Imagen: imdb.
La fortuna de que exista el cine de Nicolás Pereda se aprecia mejor si revisamos nuestro cine; claro, importa la obra de Nicolás no sólo como el gran autor que no desmerece frente a nadie en el plano internacional, pero importa sobre todo incrustado y surgido de nuestro cine.
La importancia de contemplar su obra a la luz de lo que ha sido el cine mexicano (sobre todo el de los últimos veinte años aproximadamente) resulta de que muchas de las obsesiones de ese cine (sobre todo de quienes empezaron a filmar en los años 80), están en la lente de Nicolás, salvo que él ha ido más allá. No se trata de despreciar el trabajo de autores como Carlos Carrera, María Novaro (o González Iñárritu y Alfonso Cuarón) por mencionar algunos. Sin embargo, muchas de esas cintas que nos parecieron tan reveladoras hace veinte años, hoy nos parece que los años transcurridos pesan sobre ellas: están rebasadas.
Quizá no pudieron ver ciertas trampas que el tiempo no perdona: el peso sentimental del argumento sobre la dirección; el afán documental, la búsqueda de realismo que oscila entre la nota roja y el naturalismo a la Zola; la fe ingenua en las bondades del folclor; el terrible melodrama y teatralidad en que solían desbarrancarse. Así pues, como bellos documentos de la época y denuncias sociales (aparte de ser los primeros pasos de algunos directores que luego evolucionarían), el 90 por ciento de ese cine es eso: un trozo de historia —aunque valioso— sin más.
Es la fortuna de que exista el cine de Nicolás Pereda: un director que sí se interesa por retratar, exponer, denunciar, recrear momentos y lugares de la vida nacional con sus respectivos personajes, pero que sabe que hay más: el estilo, los vericuetos de la narración, la manipulación de un sinfín de elementos, entre ellos el tiempo. Pereda se asume plenamente, en el mejor de los caminos, como un autor.

Listados de elementos anotados

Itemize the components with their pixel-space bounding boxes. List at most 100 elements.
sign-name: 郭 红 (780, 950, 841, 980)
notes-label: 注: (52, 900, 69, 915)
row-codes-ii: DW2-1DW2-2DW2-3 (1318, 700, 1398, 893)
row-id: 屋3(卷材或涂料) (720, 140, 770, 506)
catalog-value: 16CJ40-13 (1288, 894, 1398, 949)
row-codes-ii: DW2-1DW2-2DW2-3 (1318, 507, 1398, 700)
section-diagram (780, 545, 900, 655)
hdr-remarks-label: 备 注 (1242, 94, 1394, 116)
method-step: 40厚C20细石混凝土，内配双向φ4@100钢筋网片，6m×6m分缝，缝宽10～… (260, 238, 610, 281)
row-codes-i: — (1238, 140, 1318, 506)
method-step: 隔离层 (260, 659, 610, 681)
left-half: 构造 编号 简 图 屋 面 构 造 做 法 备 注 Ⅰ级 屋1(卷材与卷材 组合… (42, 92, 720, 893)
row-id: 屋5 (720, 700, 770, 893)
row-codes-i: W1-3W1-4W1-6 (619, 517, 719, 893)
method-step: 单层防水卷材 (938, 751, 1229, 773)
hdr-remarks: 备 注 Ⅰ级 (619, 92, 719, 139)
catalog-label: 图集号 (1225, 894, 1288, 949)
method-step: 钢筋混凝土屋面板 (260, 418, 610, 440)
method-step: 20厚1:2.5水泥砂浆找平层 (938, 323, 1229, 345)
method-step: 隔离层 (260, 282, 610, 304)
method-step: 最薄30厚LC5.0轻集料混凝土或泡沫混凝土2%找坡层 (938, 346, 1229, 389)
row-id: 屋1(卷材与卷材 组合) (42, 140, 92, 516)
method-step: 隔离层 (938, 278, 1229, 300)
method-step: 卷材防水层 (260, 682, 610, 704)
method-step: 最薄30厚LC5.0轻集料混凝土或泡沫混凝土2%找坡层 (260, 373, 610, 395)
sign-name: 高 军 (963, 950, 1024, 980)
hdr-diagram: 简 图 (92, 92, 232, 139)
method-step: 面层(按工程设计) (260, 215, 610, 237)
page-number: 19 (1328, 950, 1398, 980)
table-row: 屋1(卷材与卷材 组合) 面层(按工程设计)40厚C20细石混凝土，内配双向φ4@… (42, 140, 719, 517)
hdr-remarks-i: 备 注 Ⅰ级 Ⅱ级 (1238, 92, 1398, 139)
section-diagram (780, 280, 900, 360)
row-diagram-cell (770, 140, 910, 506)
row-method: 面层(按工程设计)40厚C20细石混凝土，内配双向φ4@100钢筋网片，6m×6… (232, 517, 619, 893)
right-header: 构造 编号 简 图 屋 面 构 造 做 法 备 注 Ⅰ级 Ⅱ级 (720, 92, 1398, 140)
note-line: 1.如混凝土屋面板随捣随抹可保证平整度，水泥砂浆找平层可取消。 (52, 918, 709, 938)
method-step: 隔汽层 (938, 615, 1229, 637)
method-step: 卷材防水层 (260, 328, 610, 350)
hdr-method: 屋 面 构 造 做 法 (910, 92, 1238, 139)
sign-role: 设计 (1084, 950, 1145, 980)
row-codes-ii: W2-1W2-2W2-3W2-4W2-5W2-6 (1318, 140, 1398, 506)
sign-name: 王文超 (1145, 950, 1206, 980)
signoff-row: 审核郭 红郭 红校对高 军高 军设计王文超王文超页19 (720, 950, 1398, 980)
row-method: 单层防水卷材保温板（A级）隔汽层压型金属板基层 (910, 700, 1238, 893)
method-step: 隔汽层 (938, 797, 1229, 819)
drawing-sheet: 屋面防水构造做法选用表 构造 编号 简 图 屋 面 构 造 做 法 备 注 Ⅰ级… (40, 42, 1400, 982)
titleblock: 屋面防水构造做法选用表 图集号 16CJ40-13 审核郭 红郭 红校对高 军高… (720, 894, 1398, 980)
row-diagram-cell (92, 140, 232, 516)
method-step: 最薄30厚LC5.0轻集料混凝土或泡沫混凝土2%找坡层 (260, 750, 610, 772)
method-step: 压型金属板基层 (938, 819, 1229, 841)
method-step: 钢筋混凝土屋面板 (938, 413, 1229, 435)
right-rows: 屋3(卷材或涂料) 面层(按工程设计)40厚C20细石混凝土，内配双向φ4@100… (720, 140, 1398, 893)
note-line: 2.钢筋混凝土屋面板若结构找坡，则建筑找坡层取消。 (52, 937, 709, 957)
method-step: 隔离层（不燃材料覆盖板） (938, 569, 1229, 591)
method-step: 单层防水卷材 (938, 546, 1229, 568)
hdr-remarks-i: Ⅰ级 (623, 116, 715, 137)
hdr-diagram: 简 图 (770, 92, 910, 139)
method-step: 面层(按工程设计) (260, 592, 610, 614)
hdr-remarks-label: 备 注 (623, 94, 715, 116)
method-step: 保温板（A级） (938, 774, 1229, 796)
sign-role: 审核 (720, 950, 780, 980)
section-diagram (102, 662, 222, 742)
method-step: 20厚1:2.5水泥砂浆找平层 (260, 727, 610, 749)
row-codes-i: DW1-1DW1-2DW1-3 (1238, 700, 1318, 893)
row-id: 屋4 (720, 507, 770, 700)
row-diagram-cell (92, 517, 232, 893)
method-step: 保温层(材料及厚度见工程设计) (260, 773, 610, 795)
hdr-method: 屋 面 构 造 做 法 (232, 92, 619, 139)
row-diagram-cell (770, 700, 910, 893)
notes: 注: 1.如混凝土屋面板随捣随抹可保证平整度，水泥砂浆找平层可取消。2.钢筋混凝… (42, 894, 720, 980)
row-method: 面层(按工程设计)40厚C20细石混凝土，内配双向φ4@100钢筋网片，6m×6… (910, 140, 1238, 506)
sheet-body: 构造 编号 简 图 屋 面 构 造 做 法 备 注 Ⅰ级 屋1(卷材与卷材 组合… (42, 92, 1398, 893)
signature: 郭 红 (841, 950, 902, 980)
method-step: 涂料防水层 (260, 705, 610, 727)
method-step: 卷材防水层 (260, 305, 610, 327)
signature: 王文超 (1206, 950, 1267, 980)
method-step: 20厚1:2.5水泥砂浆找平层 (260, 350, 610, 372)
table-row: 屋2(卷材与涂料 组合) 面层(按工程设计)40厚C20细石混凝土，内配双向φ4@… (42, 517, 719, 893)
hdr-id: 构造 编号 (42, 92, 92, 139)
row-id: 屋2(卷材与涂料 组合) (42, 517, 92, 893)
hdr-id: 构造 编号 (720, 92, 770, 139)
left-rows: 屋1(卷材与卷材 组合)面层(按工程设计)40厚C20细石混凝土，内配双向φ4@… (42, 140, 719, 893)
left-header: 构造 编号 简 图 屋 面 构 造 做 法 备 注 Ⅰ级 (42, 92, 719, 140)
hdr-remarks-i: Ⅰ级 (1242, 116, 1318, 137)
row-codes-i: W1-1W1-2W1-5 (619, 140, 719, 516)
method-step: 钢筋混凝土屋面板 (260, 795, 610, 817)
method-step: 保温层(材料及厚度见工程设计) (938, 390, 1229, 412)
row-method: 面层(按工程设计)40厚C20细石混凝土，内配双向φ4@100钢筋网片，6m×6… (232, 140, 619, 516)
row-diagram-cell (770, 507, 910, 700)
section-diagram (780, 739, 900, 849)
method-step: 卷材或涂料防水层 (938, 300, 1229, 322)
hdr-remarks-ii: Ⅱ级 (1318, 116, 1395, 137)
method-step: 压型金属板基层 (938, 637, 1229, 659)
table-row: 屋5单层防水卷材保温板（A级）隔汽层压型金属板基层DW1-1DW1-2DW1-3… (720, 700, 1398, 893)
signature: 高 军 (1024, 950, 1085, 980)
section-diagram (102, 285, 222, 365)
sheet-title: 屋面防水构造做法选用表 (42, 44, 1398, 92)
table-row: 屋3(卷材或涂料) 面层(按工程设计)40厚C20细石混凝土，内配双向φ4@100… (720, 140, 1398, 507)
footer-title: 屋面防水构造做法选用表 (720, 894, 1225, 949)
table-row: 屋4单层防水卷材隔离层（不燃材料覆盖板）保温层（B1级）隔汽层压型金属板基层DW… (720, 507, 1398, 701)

** EJERCICIO **
Responde con base en el texto sobre el cine de Nicolás Pereda:
1. ¿Qué directores se nombran como autores cuyo trabajo no se trata de despreciar?
2. ¿Qué porcentaje de ese cine queda, según el texto, como un trozo de historia sin más?
3. ¿Qué elemento se menciona de forma expresa entre los muchos que manipula Pereda?

** RESPUESTA **
1. Carlos Carrera, María Novaro, González Iñárritu y Alfonso Cuarón.
2. El 90 por ciento.
3. El tiempo.